§ Chart and figure data
::::
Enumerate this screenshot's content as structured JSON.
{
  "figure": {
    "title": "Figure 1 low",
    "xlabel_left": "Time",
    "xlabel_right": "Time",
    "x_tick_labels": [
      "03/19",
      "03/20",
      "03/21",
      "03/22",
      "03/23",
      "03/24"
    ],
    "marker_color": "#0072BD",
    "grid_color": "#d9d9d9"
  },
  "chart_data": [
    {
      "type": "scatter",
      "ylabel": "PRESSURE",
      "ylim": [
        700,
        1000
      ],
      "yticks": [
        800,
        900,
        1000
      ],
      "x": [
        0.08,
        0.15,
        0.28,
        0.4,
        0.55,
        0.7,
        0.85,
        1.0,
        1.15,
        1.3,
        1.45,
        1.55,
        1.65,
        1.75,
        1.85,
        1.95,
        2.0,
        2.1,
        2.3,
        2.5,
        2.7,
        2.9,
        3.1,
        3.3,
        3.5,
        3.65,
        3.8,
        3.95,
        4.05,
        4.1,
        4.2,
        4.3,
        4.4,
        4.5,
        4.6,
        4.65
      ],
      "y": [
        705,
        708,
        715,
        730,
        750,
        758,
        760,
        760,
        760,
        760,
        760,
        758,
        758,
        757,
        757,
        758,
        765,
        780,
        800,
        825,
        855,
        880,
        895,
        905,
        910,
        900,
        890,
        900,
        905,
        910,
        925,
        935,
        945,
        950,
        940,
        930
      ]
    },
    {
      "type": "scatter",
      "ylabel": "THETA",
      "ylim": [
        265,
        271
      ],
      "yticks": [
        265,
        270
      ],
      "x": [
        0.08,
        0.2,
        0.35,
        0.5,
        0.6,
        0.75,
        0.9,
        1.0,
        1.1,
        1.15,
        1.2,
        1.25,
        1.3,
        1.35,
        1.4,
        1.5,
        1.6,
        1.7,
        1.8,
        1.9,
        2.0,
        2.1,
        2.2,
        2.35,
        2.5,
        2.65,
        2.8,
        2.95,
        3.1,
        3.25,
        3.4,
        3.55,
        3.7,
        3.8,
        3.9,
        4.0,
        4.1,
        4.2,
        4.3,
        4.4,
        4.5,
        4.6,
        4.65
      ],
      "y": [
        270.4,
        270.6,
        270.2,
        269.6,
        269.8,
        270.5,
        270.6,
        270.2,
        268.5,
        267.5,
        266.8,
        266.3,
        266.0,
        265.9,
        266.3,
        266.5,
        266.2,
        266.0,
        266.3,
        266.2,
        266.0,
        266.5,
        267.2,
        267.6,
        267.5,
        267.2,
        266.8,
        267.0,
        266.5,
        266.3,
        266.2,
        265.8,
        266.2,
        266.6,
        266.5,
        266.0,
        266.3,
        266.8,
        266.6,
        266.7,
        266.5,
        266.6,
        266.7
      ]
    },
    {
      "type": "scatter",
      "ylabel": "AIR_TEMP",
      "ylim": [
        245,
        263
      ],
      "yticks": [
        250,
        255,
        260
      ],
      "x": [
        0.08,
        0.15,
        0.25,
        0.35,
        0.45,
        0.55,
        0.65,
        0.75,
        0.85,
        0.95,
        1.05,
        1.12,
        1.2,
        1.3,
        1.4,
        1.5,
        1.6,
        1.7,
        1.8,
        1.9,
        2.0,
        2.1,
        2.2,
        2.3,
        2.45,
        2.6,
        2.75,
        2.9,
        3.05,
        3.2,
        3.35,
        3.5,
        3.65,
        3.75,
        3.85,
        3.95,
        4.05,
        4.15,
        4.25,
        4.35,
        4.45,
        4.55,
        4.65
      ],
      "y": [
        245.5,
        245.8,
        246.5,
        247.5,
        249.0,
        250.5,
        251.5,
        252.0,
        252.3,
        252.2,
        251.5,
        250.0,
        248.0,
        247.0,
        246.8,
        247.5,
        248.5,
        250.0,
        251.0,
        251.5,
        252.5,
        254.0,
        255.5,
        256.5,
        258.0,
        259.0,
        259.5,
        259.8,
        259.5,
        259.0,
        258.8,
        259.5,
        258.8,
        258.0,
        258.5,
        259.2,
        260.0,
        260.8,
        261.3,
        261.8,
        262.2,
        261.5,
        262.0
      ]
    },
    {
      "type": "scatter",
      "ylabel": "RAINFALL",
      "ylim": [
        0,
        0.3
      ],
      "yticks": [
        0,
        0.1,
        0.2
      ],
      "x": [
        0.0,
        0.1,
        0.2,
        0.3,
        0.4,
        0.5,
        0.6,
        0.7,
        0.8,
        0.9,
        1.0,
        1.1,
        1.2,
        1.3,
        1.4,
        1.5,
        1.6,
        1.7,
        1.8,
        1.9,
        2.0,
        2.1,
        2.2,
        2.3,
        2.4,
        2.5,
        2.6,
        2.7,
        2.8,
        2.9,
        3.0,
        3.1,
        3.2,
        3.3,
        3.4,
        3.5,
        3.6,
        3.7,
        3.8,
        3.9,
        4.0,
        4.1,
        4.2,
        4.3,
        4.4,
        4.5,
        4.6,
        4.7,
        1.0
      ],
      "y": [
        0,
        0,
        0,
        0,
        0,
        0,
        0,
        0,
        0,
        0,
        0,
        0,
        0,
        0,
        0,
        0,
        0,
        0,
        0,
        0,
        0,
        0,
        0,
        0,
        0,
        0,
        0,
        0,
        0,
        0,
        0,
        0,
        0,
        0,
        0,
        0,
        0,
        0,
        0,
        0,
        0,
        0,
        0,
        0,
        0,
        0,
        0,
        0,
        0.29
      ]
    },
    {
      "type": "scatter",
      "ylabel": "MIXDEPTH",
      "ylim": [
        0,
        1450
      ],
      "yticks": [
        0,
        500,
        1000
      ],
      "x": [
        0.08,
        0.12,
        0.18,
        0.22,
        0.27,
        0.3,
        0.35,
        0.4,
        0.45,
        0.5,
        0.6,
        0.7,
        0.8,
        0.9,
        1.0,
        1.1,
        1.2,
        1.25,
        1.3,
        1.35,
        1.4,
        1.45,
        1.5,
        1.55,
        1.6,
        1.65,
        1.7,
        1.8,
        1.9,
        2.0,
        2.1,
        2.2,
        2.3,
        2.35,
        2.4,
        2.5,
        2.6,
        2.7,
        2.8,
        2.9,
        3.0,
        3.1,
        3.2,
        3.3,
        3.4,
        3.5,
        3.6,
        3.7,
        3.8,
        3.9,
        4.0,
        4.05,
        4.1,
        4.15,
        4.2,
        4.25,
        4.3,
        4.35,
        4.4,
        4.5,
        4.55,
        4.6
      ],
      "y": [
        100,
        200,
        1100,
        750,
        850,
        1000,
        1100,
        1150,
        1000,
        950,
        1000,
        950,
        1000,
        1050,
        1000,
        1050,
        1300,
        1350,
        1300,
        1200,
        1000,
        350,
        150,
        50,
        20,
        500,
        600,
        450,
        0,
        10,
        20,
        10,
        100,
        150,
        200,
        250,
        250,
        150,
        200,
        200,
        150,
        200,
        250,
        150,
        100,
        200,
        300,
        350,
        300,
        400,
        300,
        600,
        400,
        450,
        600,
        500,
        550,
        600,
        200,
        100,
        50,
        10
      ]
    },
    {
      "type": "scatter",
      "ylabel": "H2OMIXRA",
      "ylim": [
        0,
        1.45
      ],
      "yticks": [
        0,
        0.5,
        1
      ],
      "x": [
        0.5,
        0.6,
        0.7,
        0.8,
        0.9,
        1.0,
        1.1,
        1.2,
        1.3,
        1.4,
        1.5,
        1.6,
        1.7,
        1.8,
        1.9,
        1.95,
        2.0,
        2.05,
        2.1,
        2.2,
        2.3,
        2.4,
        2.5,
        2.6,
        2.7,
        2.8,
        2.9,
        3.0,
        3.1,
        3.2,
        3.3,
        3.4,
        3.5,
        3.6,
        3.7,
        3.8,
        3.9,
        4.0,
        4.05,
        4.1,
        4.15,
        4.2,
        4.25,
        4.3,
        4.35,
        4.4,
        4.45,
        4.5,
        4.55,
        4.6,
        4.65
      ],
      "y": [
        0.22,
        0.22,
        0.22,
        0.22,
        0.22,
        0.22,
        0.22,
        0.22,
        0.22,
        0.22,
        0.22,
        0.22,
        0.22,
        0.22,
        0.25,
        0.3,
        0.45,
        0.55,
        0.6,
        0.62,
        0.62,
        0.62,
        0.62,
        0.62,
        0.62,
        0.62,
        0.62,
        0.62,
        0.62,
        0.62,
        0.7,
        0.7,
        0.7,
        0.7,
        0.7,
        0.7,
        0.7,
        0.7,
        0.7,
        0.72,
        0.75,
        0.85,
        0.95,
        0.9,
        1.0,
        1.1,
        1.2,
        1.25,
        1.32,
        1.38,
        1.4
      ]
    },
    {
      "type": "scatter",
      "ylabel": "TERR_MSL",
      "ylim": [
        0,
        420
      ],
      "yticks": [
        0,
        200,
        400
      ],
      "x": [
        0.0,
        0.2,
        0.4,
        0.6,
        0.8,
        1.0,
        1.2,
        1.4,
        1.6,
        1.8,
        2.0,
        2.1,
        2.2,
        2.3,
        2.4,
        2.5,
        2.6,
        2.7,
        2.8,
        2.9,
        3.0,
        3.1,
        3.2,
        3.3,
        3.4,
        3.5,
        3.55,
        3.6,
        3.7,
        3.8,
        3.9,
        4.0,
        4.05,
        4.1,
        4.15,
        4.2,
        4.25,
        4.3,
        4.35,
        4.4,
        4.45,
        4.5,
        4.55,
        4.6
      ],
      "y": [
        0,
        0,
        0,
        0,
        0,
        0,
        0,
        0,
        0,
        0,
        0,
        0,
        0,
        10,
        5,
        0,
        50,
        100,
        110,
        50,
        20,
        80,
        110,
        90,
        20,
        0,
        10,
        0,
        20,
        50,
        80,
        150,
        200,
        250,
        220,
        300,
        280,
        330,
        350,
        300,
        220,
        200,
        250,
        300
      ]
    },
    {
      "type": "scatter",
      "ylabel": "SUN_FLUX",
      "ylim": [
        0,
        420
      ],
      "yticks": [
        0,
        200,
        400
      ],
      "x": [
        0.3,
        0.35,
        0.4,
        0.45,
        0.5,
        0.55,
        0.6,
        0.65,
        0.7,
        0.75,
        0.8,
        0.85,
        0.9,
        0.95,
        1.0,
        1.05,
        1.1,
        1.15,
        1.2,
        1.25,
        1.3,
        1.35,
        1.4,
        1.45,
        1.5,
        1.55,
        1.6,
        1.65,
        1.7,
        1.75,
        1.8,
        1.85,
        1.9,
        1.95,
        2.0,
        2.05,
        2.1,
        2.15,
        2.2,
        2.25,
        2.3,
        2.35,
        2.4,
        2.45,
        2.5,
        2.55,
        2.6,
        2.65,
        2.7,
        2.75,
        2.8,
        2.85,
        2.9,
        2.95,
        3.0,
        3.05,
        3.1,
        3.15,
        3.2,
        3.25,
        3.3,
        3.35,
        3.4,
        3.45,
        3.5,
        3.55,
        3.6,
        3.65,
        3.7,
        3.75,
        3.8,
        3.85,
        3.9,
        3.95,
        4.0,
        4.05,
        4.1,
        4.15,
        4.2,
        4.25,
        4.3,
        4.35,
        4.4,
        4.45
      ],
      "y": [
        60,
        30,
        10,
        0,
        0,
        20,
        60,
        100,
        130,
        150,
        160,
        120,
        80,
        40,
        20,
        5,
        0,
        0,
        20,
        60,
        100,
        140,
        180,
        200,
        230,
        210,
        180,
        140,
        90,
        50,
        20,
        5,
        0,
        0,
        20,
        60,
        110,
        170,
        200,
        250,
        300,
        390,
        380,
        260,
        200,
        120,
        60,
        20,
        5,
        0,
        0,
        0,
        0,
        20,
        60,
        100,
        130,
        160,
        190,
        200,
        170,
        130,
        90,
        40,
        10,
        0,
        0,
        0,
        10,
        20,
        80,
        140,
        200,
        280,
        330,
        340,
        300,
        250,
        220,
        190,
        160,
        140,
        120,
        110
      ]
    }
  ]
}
::::
Make a copy of each line that contains the string "ylabel".

      "ylabel": "PRESSURE",
      "ylabel": "THETA",
      "ylabel": "AIR_TEMP",
      "ylabel": "RAINFALL",
      "ylabel": "MIXDEPTH",
      "ylabel": "H2OMIXRA",
      "ylabel": "TERR_MSL",
      "ylabel": "SUN_FLUX",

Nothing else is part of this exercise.